— Saved entries —
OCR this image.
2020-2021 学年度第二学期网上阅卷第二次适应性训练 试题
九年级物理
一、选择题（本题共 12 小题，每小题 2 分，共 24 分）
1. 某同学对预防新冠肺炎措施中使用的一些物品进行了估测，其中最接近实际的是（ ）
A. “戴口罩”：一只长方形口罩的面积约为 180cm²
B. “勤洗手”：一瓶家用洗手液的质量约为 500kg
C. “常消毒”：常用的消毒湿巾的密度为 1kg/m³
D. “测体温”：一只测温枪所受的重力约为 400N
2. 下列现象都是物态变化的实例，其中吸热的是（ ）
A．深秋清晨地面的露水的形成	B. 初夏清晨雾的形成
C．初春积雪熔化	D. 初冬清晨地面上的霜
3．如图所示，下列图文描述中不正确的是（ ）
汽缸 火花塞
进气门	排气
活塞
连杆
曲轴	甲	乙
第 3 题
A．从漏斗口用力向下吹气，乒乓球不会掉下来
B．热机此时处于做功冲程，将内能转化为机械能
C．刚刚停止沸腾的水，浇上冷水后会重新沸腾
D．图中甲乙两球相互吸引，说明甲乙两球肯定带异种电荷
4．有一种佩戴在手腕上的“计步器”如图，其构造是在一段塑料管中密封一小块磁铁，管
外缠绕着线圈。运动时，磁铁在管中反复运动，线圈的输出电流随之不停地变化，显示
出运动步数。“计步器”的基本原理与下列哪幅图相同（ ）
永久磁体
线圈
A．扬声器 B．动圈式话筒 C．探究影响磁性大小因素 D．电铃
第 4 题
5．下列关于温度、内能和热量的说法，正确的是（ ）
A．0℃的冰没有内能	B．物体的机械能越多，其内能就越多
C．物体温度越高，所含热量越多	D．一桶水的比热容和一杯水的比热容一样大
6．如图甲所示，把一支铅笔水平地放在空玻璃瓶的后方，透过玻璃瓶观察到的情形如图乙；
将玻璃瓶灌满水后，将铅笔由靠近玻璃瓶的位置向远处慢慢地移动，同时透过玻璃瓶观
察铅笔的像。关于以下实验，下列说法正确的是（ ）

— SET EXERCISE —
Transcribe all lines as written.

— TASK OUTPUT —
OCR this image.
2020-2021 学年度第二学期网上阅卷第二次适应性训练 试题
九年级物理
一、选择题（本题共 12 小题，每小题 2 分，共 24 分）
1. 某同学对预防新冠肺炎措施中使用的一些物品进行了估测，其中最接近实际的是（ ）
A. “戴口罩”：一只长方形口罩的面积约为 180cm²
B. “勤洗手”：一瓶家用洗手液的质量约为 500kg
C. “常消毒”：常用的消毒湿巾的密度为 1kg/m³
D. “测体温”：一只测温枪所受的重力约为 400N
2. 下列现象都是物态变化的实例，其中吸热的是（ ）
A．深秋清晨地面的露水的形成	B. 初夏清晨雾的形成
C．初春积雪熔化	D. 初冬清晨地面上的霜
3．如图所示，下列图文描述中不正确的是（ ）
汽缸 火花塞
进气门	排气
活塞
连杆
曲轴	甲	乙
第 3 题
A．从漏斗口用力向下吹气，乒乓球不会掉下来
B．热机此时处于做功冲程，将内能转化为机械能
C．刚刚停止沸腾的水，浇上冷水后会重新沸腾
D．图中甲乙两球相互吸引，说明甲乙两球肯定带异种电荷
4．有一种佩戴在手腕上的“计步器”如图，其构造是在一段塑料管中密封一小块磁铁，管
外缠绕着线圈。运动时，磁铁在管中反复运动，线圈的输出电流随之不停地变化，显示
出运动步数。“计步器”的基本原理与下列哪幅图相同（ ）
永久磁体
线圈
A．扬声器 B．动圈式话筒 C．探究影响磁性大小因素 D．电铃
第 4 题
5．下列关于温度、内能和热量的说法，正确的是（ ）
A．0℃的冰没有内能	B．物体的机械能越多，其内能就越多
C．物体温度越高，所含热量越多	D．一桶水的比热容和一杯水的比热容一样大
6．如图甲所示，把一支铅笔水平地放在空玻璃瓶的后方，透过玻璃瓶观察到的情形如图乙；
将玻璃瓶灌满水后，将铅笔由靠近玻璃瓶的位置向远处慢慢地移动，同时透过玻璃瓶观
察铅笔的像。关于以下实验，下列说法正确的是（ ）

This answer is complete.